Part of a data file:
***

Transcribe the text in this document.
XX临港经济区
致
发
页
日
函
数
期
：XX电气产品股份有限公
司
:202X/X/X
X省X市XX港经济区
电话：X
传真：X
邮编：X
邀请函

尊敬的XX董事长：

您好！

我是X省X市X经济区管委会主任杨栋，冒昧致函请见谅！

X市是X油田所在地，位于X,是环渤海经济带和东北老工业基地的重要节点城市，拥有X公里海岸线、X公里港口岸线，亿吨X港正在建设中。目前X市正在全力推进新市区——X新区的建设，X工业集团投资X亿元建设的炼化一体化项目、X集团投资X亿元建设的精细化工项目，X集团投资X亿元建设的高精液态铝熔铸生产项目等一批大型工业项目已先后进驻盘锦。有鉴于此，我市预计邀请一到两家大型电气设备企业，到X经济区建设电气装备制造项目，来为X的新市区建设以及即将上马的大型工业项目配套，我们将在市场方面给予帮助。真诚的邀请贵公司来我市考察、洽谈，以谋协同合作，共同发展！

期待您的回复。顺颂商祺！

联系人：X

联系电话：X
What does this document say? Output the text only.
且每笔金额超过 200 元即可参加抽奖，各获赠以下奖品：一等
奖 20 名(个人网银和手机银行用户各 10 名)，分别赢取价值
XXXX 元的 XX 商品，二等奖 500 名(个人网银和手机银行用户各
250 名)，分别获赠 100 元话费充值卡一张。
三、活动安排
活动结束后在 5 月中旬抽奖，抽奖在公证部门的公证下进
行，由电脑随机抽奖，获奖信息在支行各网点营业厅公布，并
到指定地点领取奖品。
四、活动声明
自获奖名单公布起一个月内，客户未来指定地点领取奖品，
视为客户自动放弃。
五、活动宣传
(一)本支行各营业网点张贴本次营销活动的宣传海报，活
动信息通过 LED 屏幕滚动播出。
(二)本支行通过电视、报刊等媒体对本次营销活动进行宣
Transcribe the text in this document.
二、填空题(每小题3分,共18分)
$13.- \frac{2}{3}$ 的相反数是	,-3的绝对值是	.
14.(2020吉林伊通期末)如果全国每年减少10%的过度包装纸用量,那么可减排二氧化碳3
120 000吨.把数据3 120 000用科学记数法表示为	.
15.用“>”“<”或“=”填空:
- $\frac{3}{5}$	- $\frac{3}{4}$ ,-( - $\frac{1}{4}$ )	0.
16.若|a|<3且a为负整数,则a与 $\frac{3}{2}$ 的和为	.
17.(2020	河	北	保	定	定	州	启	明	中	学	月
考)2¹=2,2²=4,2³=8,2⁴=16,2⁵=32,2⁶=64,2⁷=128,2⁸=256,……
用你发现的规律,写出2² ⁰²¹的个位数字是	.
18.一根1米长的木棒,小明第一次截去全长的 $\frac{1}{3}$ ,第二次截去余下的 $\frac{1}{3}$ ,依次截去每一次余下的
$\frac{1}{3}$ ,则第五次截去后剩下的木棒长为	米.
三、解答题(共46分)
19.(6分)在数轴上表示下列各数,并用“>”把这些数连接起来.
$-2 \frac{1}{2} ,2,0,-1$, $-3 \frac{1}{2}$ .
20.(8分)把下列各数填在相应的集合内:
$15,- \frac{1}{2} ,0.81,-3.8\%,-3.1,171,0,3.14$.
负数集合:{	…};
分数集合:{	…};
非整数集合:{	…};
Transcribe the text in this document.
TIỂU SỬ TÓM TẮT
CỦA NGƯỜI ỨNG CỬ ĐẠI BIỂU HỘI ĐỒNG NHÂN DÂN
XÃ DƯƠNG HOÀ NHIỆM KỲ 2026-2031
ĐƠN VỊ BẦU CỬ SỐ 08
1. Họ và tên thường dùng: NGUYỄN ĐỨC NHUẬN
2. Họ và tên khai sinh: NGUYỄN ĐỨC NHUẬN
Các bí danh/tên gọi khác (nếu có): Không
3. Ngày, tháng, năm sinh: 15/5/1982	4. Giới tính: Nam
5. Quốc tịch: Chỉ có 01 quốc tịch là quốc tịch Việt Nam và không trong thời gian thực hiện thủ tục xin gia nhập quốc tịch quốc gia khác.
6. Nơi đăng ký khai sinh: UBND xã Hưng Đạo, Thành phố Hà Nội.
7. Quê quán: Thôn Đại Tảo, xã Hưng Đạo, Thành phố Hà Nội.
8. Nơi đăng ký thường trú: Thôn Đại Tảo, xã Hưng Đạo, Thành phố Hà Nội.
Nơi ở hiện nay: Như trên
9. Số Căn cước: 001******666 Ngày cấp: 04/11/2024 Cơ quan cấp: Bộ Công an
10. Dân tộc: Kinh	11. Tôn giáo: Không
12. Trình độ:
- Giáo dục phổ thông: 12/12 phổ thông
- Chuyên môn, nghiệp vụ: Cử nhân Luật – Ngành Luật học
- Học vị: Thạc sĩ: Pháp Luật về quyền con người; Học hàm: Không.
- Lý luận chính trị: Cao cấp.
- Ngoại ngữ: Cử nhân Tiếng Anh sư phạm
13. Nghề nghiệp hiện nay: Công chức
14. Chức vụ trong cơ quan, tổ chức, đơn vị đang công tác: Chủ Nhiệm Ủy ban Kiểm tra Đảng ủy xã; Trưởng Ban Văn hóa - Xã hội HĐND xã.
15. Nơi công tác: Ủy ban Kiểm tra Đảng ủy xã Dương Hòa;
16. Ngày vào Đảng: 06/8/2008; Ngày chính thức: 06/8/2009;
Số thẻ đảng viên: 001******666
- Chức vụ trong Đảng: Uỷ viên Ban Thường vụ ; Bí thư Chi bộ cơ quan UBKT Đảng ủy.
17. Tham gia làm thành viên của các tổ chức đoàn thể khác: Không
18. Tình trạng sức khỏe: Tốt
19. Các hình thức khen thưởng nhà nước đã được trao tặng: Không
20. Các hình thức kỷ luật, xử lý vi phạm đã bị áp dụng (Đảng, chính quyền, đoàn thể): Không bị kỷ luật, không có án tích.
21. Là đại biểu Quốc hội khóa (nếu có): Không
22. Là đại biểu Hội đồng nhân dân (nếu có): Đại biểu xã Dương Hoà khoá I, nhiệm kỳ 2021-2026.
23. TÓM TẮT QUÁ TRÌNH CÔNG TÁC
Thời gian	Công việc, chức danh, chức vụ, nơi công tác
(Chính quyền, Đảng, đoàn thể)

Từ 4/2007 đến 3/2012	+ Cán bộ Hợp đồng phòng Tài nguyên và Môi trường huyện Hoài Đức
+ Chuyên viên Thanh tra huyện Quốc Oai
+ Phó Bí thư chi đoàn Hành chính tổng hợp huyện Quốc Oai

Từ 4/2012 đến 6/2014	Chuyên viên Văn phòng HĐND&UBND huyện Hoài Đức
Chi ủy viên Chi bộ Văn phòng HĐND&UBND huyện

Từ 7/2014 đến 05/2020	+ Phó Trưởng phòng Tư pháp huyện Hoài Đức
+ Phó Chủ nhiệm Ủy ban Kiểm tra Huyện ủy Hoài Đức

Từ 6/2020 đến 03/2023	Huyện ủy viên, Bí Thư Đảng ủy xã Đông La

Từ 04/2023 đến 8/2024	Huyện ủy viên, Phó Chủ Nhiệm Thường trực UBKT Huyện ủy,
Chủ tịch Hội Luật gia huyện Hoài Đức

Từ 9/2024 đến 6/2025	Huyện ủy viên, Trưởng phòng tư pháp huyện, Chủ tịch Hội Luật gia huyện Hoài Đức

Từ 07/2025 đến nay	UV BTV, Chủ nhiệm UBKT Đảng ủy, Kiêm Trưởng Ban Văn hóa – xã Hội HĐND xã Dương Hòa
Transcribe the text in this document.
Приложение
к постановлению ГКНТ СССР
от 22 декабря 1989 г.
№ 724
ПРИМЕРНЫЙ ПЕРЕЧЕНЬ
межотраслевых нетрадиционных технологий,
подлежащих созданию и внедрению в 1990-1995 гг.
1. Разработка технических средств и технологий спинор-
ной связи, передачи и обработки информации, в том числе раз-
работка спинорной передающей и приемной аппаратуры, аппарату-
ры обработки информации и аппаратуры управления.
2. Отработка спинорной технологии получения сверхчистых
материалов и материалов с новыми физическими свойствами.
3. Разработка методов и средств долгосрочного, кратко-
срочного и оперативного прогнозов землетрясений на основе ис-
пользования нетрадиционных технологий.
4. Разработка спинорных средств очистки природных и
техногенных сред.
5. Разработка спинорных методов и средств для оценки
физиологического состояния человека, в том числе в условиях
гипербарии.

***

* [EXERCISE DIRECTIONS]:
Gather up, from the records above, each line where the word "технологий" appears.

* [FULL RESPONSE]:
межотраслевых нетрадиционных технологий,
1. Разработка технических средств и технологий спинор-
пользования нетрадиционных технологий.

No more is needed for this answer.